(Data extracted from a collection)
+-------+
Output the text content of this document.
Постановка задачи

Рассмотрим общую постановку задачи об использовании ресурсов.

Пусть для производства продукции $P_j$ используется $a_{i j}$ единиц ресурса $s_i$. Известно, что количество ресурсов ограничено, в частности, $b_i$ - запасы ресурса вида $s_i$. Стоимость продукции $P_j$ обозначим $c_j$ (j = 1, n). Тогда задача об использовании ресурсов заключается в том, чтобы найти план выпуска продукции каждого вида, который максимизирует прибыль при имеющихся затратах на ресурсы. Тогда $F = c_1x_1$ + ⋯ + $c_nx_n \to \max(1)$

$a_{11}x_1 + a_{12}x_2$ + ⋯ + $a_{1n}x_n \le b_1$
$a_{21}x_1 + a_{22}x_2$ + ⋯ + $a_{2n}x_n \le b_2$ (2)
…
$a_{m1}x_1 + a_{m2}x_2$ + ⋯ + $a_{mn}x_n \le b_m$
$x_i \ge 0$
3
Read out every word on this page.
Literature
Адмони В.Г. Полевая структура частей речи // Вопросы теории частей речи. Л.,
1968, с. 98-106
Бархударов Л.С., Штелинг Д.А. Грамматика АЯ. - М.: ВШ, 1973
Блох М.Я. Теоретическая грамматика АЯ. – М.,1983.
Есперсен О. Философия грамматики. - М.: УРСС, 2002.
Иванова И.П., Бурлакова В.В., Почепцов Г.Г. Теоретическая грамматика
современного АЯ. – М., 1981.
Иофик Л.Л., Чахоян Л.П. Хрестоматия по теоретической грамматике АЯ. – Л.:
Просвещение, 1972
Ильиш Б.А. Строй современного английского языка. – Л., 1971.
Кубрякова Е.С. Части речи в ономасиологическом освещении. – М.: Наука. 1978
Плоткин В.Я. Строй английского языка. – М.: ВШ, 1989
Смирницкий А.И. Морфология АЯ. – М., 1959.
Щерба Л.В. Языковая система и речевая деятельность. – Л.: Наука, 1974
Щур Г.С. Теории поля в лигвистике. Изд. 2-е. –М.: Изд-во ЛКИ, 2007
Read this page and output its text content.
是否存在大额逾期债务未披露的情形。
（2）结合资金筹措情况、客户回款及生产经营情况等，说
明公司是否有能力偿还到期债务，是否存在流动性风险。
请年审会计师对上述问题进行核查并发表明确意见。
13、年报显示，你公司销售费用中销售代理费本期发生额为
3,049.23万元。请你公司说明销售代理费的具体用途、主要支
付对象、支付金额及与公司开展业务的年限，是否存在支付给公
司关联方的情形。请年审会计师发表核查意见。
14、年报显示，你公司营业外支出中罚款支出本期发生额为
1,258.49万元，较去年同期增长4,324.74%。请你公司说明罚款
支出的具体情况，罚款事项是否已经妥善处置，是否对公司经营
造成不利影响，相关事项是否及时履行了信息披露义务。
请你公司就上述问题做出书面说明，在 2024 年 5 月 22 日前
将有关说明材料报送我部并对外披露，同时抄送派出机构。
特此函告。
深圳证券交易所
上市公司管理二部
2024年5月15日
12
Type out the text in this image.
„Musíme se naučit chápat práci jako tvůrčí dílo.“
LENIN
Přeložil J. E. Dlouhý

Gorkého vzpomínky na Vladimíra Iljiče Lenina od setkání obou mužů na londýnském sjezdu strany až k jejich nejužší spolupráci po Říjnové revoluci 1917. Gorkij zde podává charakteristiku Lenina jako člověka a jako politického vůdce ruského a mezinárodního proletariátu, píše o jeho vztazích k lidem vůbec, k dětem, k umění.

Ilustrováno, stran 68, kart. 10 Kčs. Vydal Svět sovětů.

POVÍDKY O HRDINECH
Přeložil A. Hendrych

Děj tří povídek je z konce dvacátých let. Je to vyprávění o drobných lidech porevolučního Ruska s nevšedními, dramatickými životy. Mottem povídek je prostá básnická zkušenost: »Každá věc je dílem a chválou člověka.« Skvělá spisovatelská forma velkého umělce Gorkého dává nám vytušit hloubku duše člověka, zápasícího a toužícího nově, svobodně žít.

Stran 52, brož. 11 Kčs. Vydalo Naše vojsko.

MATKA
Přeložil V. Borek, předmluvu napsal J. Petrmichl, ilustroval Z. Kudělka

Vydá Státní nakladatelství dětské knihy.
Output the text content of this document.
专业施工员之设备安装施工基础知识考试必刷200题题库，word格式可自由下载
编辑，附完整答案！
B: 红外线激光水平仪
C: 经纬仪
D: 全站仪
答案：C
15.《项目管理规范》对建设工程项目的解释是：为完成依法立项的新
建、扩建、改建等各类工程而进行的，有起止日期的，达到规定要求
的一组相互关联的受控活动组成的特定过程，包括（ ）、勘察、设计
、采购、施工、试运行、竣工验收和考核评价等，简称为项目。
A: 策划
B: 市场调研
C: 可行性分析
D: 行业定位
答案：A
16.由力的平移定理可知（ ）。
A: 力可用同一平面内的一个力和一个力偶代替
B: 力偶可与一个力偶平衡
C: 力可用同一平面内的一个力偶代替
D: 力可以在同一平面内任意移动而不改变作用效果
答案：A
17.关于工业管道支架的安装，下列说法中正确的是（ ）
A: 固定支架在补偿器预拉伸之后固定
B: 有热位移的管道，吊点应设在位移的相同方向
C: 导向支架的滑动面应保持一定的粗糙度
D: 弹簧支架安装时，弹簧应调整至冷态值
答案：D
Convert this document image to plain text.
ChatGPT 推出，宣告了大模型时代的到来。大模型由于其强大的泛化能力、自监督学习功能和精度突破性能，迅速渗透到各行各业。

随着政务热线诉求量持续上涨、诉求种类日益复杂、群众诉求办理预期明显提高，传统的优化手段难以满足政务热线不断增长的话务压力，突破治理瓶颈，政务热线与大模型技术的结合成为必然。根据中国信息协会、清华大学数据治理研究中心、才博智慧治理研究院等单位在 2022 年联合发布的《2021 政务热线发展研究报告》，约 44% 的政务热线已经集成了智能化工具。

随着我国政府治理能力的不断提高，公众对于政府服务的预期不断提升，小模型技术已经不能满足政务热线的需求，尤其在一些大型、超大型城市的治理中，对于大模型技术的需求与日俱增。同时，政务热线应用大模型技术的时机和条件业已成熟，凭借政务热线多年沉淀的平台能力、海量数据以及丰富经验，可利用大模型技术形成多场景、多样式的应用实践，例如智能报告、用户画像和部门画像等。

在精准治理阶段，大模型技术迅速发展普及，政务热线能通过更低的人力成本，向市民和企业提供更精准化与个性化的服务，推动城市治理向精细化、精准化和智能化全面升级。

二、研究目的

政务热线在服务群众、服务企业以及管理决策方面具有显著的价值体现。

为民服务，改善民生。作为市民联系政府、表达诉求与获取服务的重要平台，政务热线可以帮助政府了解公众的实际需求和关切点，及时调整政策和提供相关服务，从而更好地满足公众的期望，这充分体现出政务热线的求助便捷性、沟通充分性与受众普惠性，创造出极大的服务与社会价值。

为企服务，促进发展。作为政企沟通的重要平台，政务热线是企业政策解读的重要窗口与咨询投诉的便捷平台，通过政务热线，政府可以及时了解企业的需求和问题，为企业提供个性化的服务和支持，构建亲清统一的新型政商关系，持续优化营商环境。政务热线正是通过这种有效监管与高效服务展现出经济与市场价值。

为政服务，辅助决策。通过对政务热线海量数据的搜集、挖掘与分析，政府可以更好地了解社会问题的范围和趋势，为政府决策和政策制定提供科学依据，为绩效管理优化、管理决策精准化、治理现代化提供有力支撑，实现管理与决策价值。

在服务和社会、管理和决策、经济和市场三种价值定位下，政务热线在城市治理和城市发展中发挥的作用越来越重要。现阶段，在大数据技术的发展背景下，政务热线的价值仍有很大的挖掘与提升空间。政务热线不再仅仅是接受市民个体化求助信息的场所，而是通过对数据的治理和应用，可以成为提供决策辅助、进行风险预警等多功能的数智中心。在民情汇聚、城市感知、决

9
+-------+
■ TASK BRIEF: From the line that contains "Convert this document image to plain text." down to the last line of the listing above, repeat each line exactly, and include nothing else.

■ WRITTEN ANSWER:
Convert this document image to plain text.
ChatGPT 推出，宣告了大模型时代的到来。大模型由于其强大的泛化能力、自监督学习功能和精度突破性能，迅速渗透到各行各业。

随着政务热线诉求量持续上涨、诉求种类日益复杂、群众诉求办理预期明显提高，传统的优化手段难以满足政务热线不断增长的话务压力，突破治理瓶颈，政务热线与大模型技术的结合成为必然。根据中国信息协会、清华大学数据治理研究中心、才博智慧治理研究院等单位在 2022 年联合发布的《2021 政务热线发展研究报告》，约 44% 的政务热线已经集成了智能化工具。

随着我国政府治理能力的不断提高，公众对于政府服务的预期不断提升，小模型技术已经不能满足政务热线的需求，尤其在一些大型、超大型城市的治理中，对于大模型技术的需求与日俱增。同时，政务热线应用大模型技术的时机和条件业已成熟，凭借政务热线多年沉淀的平台能力、海量数据以及丰富经验，可利用大模型技术形成多场景、多样式的应用实践，例如智能报告、用户画像和部门画像等。

在精准治理阶段，大模型技术迅速发展普及，政务热线能通过更低的人力成本，向市民和企业提供更精准化与个性化的服务，推动城市治理向精细化、精准化和智能化全面升级。

二、研究目的

政务热线在服务群众、服务企业以及管理决策方面具有显著的价值体现。

为民服务，改善民生。作为市民联系政府、表达诉求与获取服务的重要平台，政务热线可以帮助政府了解公众的实际需求和关切点，及时调整政策和提供相关服务，从而更好地满足公众的期望，这充分体现出政务热线的求助便捷性、沟通充分性与受众普惠性，创造出极大的服务与社会价值。

为企服务，促进发展。作为政企沟通的重要平台，政务热线是企业政策解读的重要窗口与咨询投诉的便捷平台，通过政务热线，政府可以及时了解企业的需求和问题，为企业提供个性化的服务和支持，构建亲清统一的新型政商关系，持续优化营商环境。政务热线正是通过这种有效监管与高效服务展现出经济与市场价值。

为政服务，辅助决策。通过对政务热线海量数据的搜集、挖掘与分析，政府可以更好地了解社会问题的范围和趋势，为政府决策和政策制定提供科学依据，为绩效管理优化、管理决策精准化、治理现代化提供有力支撑，实现管理与决策价值。

在服务和社会、管理和决策、经济和市场三种价值定位下，政务热线在城市治理和城市发展中发挥的作用越来越重要。现阶段，在大数据技术的发展背景下，政务热线的价值仍有很大的挖掘与提升空间。政务热线不再仅仅是接受市民个体化求助信息的场所，而是通过对数据的治理和应用，可以成为提供决策辅助、进行风险预警等多功能的数智中心。在民情汇聚、城市感知、决

9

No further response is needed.